— Begin Input for this task —
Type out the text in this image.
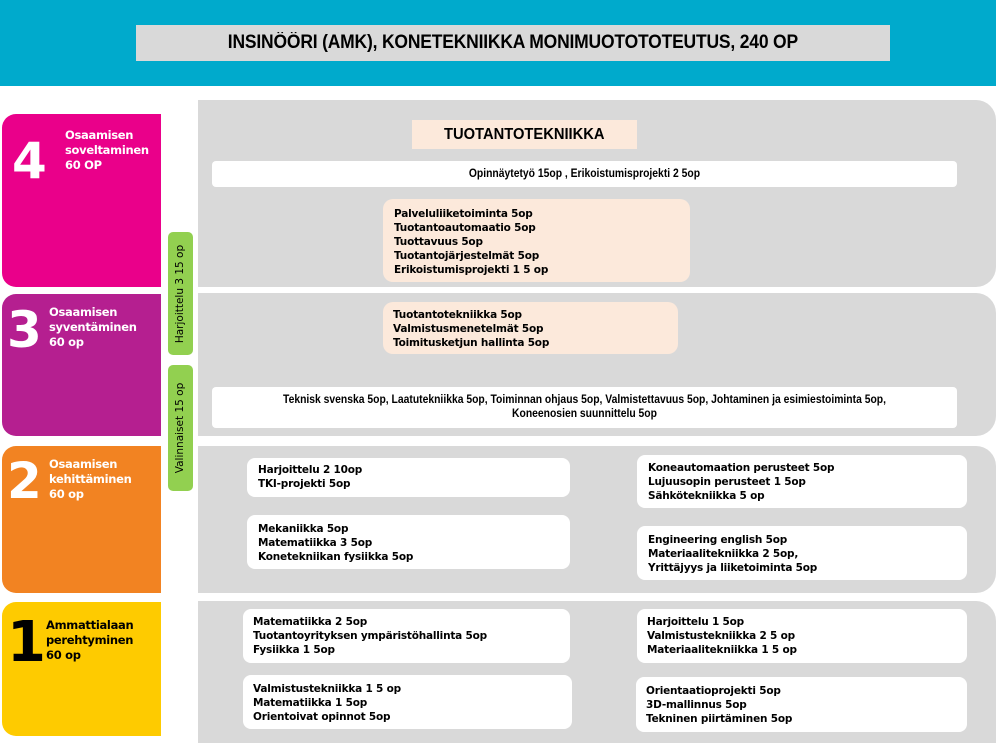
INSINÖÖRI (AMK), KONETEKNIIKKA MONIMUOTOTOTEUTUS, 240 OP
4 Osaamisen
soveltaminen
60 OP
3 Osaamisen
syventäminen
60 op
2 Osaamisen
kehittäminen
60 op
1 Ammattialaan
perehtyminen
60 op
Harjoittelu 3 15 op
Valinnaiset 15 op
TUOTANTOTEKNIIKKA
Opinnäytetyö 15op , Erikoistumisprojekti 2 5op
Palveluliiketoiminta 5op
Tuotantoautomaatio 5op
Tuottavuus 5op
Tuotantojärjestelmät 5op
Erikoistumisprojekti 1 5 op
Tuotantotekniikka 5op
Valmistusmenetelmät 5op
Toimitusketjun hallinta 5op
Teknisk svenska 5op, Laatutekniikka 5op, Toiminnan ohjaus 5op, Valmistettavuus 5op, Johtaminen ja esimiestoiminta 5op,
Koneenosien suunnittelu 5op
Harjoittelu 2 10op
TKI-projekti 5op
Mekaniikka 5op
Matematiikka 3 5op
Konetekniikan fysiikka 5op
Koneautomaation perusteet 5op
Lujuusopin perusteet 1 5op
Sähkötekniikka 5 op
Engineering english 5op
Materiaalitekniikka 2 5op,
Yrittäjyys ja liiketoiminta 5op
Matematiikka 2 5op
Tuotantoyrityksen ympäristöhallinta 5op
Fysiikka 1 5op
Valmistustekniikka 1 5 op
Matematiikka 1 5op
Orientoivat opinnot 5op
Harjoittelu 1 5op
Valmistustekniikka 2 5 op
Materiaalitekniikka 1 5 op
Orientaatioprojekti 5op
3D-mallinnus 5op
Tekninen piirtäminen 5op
— End Input for this task —
◆ What is needed:
Reproduce the full listing faithfully, but do not carry over any pictures.

◆ Finished exercise:
Type out the text in this image.
INSINÖÖRI (AMK), KONETEKNIIKKA MONIMUOTOTOTEUTUS, 240 OP
4 Osaamisen
soveltaminen
60 OP
3 Osaamisen
syventäminen
60 op
2 Osaamisen
kehittäminen
60 op
1 Ammattialaan
perehtyminen
60 op
Harjoittelu 3 15 op
Valinnaiset 15 op
TUOTANTOTEKNIIKKA
Opinnäytetyö 15op , Erikoistumisprojekti 2 5op
Palveluliiketoiminta 5op
Tuotantoautomaatio 5op
Tuottavuus 5op
Tuotantojärjestelmät 5op
Erikoistumisprojekti 1 5 op
Tuotantotekniikka 5op
Valmistusmenetelmät 5op
Toimitusketjun hallinta 5op
Teknisk svenska 5op, Laatutekniikka 5op, Toiminnan ohjaus 5op, Valmistettavuus 5op, Johtaminen ja esimiestoiminta 5op,
Koneenosien suunnittelu 5op
Harjoittelu 2 10op
TKI-projekti 5op
Mekaniikka 5op
Matematiikka 3 5op
Konetekniikan fysiikka 5op
Koneautomaation perusteet 5op
Lujuusopin perusteet 1 5op
Sähkötekniikka 5 op
Engineering english 5op
Materiaalitekniikka 2 5op,
Yrittäjyys ja liiketoiminta 5op
Matematiikka 2 5op
Tuotantoyrityksen ympäristöhallinta 5op
Fysiikka 1 5op
Valmistustekniikka 1 5 op
Matematiikka 1 5op
Orientoivat opinnot 5op
Harjoittelu 1 5op
Valmistustekniikka 2 5 op
Materiaalitekniikka 1 5 op
Orientaatioprojekti 5op
3D-mallinnus 5op
Tekninen piirtäminen 5op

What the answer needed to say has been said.